### AIM OF THE TASK
Return every record exactly as written.

#### GIVEN DATA ####

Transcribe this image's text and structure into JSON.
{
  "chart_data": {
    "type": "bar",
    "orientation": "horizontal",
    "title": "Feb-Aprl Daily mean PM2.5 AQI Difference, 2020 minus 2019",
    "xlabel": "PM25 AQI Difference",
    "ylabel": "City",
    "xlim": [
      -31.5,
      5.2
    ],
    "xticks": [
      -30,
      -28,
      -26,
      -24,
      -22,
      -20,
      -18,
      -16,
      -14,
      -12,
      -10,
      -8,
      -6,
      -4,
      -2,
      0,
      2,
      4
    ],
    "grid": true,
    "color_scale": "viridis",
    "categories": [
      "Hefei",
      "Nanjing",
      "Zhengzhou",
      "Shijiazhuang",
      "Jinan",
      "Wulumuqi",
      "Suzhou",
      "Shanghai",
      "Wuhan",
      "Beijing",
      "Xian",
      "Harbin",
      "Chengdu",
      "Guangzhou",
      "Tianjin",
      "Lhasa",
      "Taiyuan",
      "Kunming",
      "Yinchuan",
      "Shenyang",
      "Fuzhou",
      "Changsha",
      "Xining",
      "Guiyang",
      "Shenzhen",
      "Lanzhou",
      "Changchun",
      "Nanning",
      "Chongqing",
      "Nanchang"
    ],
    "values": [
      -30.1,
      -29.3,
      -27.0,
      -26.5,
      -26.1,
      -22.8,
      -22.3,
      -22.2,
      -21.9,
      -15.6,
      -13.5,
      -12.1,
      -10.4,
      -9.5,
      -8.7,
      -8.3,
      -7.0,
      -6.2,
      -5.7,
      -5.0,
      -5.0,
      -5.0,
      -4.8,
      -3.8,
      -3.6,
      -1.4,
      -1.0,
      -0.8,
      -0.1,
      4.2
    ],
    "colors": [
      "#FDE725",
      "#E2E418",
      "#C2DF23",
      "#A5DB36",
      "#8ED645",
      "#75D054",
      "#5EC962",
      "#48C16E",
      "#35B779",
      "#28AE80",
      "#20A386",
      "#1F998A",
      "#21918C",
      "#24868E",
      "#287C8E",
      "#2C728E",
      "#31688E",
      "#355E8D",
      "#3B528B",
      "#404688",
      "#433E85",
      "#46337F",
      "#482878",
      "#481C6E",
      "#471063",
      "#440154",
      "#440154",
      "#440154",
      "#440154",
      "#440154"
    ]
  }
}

####

### RESULT OF THE EXERCISE
Transcribe this image's text and structure into JSON.
{
  "chart_data": {
    "type": "bar",
    "orientation": "horizontal",
    "title": "Feb-Aprl Daily mean PM2.5 AQI Difference, 2020 minus 2019",
    "xlabel": "PM25 AQI Difference",
    "ylabel": "City",
    "xlim": [
      -31.5,
      5.2
    ],
    "xticks": [
      -30,
      -28,
      -26,
      -24,
      -22,
      -20,
      -18,
      -16,
      -14,
      -12,
      -10,
      -8,
      -6,
      -4,
      -2,
      0,
      2,
      4
    ],
    "grid": true,
    "color_scale": "viridis",
    "categories": [
      "Hefei",
      "Nanjing",
      "Zhengzhou",
      "Shijiazhuang",
      "Jinan",
      "Wulumuqi",
      "Suzhou",
      "Shanghai",
      "Wuhan",
      "Beijing",
      "Xian",
      "Harbin",
      "Chengdu",
      "Guangzhou",
      "Tianjin",
      "Lhasa",
      "Taiyuan",
      "Kunming",
      "Yinchuan",
      "Shenyang",
      "Fuzhou",
      "Changsha",
      "Xining",
      "Guiyang",
      "Shenzhen",
      "Lanzhou",
      "Changchun",
      "Nanning",
      "Chongqing",
      "Nanchang"
    ],
    "values": [
      -30.1,
      -29.3,
      -27.0,
      -26.5,
      -26.1,
      -22.8,
      -22.3,
      -22.2,
      -21.9,
      -15.6,
      -13.5,
      -12.1,
      -10.4,
      -9.5,
      -8.7,
      -8.3,
      -7.0,
      -6.2,
      -5.7,
      -5.0,
      -5.0,
      -5.0,
      -4.8,
      -3.8,
      -3.6,
      -1.4,
      -1.0,
      -0.8,
      -0.1,
      4.2
    ],
    "colors": [
      "#FDE725",
      "#E2E418",
      "#C2DF23",
      "#A5DB36",
      "#8ED645",
      "#75D054",
      "#5EC962",
      "#48C16E",
      "#35B779",
      "#28AE80",
      "#20A386",
      "#1F998A",
      "#21918C",
      "#24868E",
      "#287C8E",
      "#2C728E",
      "#31688E",
      "#355E8D",
      "#3B528B",
      "#404688",
      "#433E85",
      "#46337F",
      "#482878",
      "#481C6E",
      "#471063",
      "#440154",
      "#440154",
      "#440154",
      "#440154",
      "#440154"
    ]
  }
}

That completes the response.